**Objective**: Every line that includes the word "quyền" is to be listed.

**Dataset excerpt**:
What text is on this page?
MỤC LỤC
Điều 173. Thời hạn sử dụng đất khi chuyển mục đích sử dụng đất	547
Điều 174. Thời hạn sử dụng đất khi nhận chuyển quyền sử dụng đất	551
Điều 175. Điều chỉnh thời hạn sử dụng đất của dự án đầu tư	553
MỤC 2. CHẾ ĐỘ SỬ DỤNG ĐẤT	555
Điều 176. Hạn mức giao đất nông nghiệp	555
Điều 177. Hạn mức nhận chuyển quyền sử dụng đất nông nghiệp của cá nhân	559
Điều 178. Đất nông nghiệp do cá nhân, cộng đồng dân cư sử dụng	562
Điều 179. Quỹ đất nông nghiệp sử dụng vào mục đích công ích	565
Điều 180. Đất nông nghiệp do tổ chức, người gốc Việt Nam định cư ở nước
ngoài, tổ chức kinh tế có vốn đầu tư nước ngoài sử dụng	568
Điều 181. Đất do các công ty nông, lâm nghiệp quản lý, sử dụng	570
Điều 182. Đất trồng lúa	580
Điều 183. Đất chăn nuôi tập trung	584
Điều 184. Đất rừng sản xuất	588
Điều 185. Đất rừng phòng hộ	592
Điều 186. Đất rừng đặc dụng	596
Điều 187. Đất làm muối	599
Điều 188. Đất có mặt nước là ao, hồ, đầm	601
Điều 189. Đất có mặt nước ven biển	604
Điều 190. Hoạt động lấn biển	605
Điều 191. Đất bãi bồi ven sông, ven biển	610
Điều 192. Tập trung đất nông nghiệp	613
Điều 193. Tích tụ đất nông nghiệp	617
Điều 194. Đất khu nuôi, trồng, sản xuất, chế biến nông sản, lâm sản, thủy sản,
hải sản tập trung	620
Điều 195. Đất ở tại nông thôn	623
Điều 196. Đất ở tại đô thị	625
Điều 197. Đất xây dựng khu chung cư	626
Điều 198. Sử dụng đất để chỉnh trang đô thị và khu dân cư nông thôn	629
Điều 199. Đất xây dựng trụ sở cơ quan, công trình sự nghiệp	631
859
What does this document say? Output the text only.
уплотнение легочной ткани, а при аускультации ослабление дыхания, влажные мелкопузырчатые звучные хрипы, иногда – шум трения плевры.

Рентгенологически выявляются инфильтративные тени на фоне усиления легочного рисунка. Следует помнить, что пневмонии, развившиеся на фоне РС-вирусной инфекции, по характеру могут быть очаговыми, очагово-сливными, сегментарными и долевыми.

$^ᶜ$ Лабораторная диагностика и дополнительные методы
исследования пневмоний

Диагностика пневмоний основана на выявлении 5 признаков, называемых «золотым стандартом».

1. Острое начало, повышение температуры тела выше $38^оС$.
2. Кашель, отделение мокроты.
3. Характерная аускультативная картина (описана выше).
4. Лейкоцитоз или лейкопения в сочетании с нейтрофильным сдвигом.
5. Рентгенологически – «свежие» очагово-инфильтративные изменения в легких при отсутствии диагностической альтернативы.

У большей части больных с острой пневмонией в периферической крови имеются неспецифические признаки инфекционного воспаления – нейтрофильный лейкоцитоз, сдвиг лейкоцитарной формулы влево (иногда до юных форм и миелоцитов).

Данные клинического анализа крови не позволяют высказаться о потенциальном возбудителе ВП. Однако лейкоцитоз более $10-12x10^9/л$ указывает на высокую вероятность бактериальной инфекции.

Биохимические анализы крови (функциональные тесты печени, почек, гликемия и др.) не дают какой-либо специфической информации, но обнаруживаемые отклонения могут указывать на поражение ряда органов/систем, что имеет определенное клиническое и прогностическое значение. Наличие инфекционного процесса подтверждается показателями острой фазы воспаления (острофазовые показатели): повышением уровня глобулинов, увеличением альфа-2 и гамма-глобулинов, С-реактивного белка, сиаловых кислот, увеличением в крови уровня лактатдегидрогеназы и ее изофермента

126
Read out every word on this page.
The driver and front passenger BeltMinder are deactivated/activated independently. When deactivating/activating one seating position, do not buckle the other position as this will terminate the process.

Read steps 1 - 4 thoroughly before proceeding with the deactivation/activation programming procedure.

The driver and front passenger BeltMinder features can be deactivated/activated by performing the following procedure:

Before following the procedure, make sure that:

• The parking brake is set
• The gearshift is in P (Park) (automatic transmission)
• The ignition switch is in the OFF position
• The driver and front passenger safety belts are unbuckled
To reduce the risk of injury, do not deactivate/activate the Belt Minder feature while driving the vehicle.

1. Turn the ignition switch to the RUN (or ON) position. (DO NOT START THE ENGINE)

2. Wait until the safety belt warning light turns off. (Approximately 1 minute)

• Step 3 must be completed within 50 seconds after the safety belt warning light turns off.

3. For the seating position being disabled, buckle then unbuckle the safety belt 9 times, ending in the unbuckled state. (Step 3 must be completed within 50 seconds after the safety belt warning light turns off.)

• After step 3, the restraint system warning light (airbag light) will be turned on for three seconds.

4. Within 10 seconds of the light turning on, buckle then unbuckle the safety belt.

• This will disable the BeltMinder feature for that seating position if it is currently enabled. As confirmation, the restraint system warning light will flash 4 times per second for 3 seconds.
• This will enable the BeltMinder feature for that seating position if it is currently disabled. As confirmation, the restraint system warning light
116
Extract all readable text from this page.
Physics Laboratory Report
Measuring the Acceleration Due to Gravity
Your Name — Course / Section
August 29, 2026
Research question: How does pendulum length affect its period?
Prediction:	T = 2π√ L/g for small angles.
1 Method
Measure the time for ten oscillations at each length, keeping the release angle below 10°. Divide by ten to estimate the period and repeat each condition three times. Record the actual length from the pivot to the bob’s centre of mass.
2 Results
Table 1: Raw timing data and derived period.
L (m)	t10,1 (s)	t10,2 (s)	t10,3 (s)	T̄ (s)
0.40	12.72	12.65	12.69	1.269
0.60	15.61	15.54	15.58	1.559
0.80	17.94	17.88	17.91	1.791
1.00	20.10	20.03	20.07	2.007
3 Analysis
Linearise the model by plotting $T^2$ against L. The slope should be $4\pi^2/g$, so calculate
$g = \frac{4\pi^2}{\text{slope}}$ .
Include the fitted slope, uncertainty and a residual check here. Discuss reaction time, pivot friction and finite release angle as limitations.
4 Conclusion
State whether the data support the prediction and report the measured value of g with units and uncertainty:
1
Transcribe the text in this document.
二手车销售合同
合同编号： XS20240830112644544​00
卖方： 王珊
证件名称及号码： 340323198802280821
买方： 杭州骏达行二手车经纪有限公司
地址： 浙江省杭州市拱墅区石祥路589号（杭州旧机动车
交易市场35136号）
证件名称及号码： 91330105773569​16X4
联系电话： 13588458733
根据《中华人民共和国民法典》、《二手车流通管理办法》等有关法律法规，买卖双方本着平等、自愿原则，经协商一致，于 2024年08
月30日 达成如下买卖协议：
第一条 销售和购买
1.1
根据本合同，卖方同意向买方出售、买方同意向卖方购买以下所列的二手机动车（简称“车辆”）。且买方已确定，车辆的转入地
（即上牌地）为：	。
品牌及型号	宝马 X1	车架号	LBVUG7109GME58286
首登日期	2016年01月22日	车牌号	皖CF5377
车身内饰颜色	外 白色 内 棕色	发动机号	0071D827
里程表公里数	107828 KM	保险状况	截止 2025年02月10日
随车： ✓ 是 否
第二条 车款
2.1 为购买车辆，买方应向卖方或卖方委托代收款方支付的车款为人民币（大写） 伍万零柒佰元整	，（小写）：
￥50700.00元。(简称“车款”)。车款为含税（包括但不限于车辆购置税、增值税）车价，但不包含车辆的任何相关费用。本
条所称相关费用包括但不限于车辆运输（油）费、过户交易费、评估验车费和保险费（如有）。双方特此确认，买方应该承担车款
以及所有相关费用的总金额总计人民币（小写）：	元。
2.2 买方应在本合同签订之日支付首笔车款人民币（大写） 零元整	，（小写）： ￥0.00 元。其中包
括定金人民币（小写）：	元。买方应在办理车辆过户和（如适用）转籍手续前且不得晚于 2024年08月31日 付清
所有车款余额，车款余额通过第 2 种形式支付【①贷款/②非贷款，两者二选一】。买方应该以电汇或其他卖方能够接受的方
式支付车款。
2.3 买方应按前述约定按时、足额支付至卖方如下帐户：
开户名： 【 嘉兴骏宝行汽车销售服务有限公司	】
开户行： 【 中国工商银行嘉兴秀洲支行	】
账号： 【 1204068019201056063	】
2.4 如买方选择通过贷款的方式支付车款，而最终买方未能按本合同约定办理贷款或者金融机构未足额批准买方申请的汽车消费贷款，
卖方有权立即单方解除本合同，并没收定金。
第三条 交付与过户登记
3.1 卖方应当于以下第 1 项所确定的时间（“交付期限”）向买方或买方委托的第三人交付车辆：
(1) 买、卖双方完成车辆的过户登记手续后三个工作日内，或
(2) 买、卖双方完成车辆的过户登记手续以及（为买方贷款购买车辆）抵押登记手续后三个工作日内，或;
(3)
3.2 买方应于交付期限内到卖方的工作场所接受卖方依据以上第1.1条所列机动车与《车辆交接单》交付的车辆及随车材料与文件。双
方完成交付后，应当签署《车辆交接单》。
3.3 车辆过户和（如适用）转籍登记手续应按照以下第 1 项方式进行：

**Exercise solution**:
Điều 174. Thời hạn sử dụng đất khi nhận chuyển quyền sử dụng đất	551
Điều 177. Hạn mức nhận chuyển quyền sử dụng đất nông nghiệp của cá nhân	559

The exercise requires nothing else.